_BRANO PROPOSTO_
☆ ☆ ☆ ☆

La degenerazione morale odierna di cui tanto si parla (giovani amorali, mancanza di valori et cetera) non dipende  dal relativismo, che  presuppone il rispetto del pensiero e della dignità degli altri al pari della nostra, bensì anche dalla dimenticanza della genesi storica attraverso cui determinate regole e valori sono sorti. Ad entrare in gioco è  quella che io chiamo la trasparenza dei valori: siamo in una societa lontana da una grande guerra. Paradossalmente morte e distruzione portano alla resurrezione e valorizzazione dei principi fondamentali dell essere umano, che in periodi di relativobenessere tende ad obliarli. Per non parlare della deriva oclocratica della società odierna, intesa come un governo di masse volutamente tenute nell' ignoranza da un potere che mira esclusivamente all autolegittimazione.

Vi è una precisa strategia politica in questo senso: dalla scelta dei programmi televisivi, alla riduzione dell' obbligo scolastico,alla cancellazione della geografia dagli istituti professionali...in genere anche in campo scolastico una tendenza alla specializzazione estrema del sapere a scapito della cultura generale che unica puo formare un cittadino o meglio una coscienza civica.

Un quesito che viene spesso posto è il seguente: quale è il fondamento dell' etica e come garantire che delle decisioni collettive siano buone anziche malvage, poiché a mancare è un punto di riferimento assoluto? Comincio con un preambolo. I valori generalissimi di amore, fratellanza, giustizia, bene, non sono certo una prerogativa delle dottrine religiose, non sono stati da esse inventati e non hanno sede nell'iperuranio o perlomeno non è dimostrabile. L uomo è un animale sociale, come tale può vivere soltanto in comunità, al di fuori della quale perirebbe: il riconoscere l' omicidio, il furto, l' aggressione quale reato, ossia fattore destabilizzante per il vivere in gruppo, come sempre riscontrabile in ogni comunità umana, significa fondare un'etica basata sulla ragione e sull'esperienza, laddove l'interesse della collettivita coincide con quello del singolo individuo. In questo senso non vi è differenza alcuna tra credenti e non credenti, soltanto che i primi ritrovano questi valori come "assoluti" nei Comandamenti, i secondi li fanno derivare da considerazioni basate sull'esperienza, su cui i Comandamenti si basano... Il problema nasce per entrambi i gruppi al momento dell' applicazione pratica di tali principi (il Vangelo, il Corano, il Talmud infatti dicono di amare il prossimo, ma non dicono ad esempio se la guerra in Iraq sia giusta, se sia giusto respingere una nave di immigrati, vale a dire il principio generale di amore per il prossimo o fratellanza necessita di interpretazione e conoscenza specifica - knlowledge as duty (Punto N. 51 del Menu)  -  caso per caso, per i credenti e per i non credenti) e dell' estensione di tali principi dal gruppo piu piccolo a quello piu grande (famiglia, quartiere, paese, nazione mondo, laddove quindi una visione cosmopolita della società  significherebbe l' eliminazione di ogni conflittualita umana). Si veda il punto 32 del Menu.

☆ ☆ ☆ ☆

_DATI REGISTRATI_
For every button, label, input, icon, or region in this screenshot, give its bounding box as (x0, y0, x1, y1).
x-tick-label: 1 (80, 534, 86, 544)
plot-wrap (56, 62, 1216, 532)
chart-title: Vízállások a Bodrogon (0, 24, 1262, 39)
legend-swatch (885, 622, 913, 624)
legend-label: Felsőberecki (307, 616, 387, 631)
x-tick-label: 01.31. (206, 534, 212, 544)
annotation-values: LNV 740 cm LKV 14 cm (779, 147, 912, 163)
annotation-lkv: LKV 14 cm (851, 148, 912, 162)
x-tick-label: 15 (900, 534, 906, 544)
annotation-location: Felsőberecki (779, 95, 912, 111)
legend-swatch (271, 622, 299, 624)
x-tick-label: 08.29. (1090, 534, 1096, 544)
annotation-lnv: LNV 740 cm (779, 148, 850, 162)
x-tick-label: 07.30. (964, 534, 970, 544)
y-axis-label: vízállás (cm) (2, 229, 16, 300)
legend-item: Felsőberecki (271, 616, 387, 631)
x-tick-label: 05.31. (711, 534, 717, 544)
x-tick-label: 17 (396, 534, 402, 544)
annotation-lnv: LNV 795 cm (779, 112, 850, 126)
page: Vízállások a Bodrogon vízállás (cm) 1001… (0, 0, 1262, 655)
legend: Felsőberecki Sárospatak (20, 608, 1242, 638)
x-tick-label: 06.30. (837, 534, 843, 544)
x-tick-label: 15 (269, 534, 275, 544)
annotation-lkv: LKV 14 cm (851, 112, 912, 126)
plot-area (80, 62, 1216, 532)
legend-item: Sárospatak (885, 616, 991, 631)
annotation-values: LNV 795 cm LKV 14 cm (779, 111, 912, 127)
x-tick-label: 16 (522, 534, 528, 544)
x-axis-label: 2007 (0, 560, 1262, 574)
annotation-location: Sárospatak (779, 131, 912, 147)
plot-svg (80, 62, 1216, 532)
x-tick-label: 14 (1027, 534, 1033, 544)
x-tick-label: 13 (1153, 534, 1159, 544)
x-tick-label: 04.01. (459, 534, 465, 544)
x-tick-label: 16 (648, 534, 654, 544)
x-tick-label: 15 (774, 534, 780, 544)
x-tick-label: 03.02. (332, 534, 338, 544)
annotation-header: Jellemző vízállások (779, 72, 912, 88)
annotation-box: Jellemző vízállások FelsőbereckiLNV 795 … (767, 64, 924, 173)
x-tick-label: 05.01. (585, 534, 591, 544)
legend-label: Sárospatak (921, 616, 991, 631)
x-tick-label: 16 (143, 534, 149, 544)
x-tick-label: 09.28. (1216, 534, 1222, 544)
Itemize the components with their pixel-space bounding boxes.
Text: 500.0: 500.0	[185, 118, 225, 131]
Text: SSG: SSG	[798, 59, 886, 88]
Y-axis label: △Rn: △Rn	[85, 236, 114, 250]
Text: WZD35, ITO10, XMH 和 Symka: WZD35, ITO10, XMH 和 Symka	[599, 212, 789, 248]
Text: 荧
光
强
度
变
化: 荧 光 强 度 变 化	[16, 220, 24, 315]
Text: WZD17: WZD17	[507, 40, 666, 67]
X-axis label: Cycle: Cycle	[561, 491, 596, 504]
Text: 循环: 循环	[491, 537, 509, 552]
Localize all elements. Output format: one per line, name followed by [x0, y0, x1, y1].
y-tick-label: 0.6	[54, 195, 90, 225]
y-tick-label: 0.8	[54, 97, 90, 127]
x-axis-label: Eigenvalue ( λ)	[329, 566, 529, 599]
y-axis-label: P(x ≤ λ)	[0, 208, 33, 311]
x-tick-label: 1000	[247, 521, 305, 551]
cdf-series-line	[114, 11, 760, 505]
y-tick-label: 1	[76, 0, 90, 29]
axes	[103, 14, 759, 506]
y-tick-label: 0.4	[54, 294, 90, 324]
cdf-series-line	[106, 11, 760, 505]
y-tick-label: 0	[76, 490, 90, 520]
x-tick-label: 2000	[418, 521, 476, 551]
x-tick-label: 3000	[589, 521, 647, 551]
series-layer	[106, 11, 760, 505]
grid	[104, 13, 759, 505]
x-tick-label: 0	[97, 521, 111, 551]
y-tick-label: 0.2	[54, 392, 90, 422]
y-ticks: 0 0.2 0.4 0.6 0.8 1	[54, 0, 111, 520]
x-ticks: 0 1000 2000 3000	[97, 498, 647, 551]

☆ ☆ ☆ ☆

_COMPITO DA SVOLGERE_
Prosegui il brano sul fondamento dell'etica e sulla crisi dei valori, riprendendo subito dopo la sua ultima frase.

_RISPOSTA PROPOSTA_
La mia risposta è: in nessuno dei due casi vi puo essere una garanzia, in quanto il punto di partenza è identico. Nel caso dei credenti vi è però il problema costituito dal fatto che l' interpretazione di detti valori viene ufficialmente affidato a terzi, un'istituzione religiosa considerata in molti casi come infallibile, da cui l' impossibilita di un aggiornamento o revisione su base abduttiva delle nostre credenze al sopraggiungere di nuovi dati o fattori. A ciò si aggiunga il pericolo della strumentalizzazione e il pericolo che la considerazione di un determinato valore come assoluto possa portare all' affermazione autoritaria di esso, da cui spesso nella storia il connubio valore assoluto/autoritarismo. Mai alcun governo autoritario ebbe a proprio  motto "la mia opinione vale quanto la tua" ma ben  piú spesso "Gott ist mit uns". E con principio assoluto intendo sia principi di natura religiosa che non, vale a dire principi considerati quale La Verità.

Concludo affermando che il relativismo è la massima espressione del principio "ama il prossimo tuo come te stesso", consideralo uguale, rispettalo come uguale, non ergerti al di sopra di esso, pur confrontandoti con esso,  ma sii umile e uno tra i tanti per il bene di tutti. Il prossimo infatti non è un ente astratto o puramente fisico, ma anche e soprattutto ciò che pensa.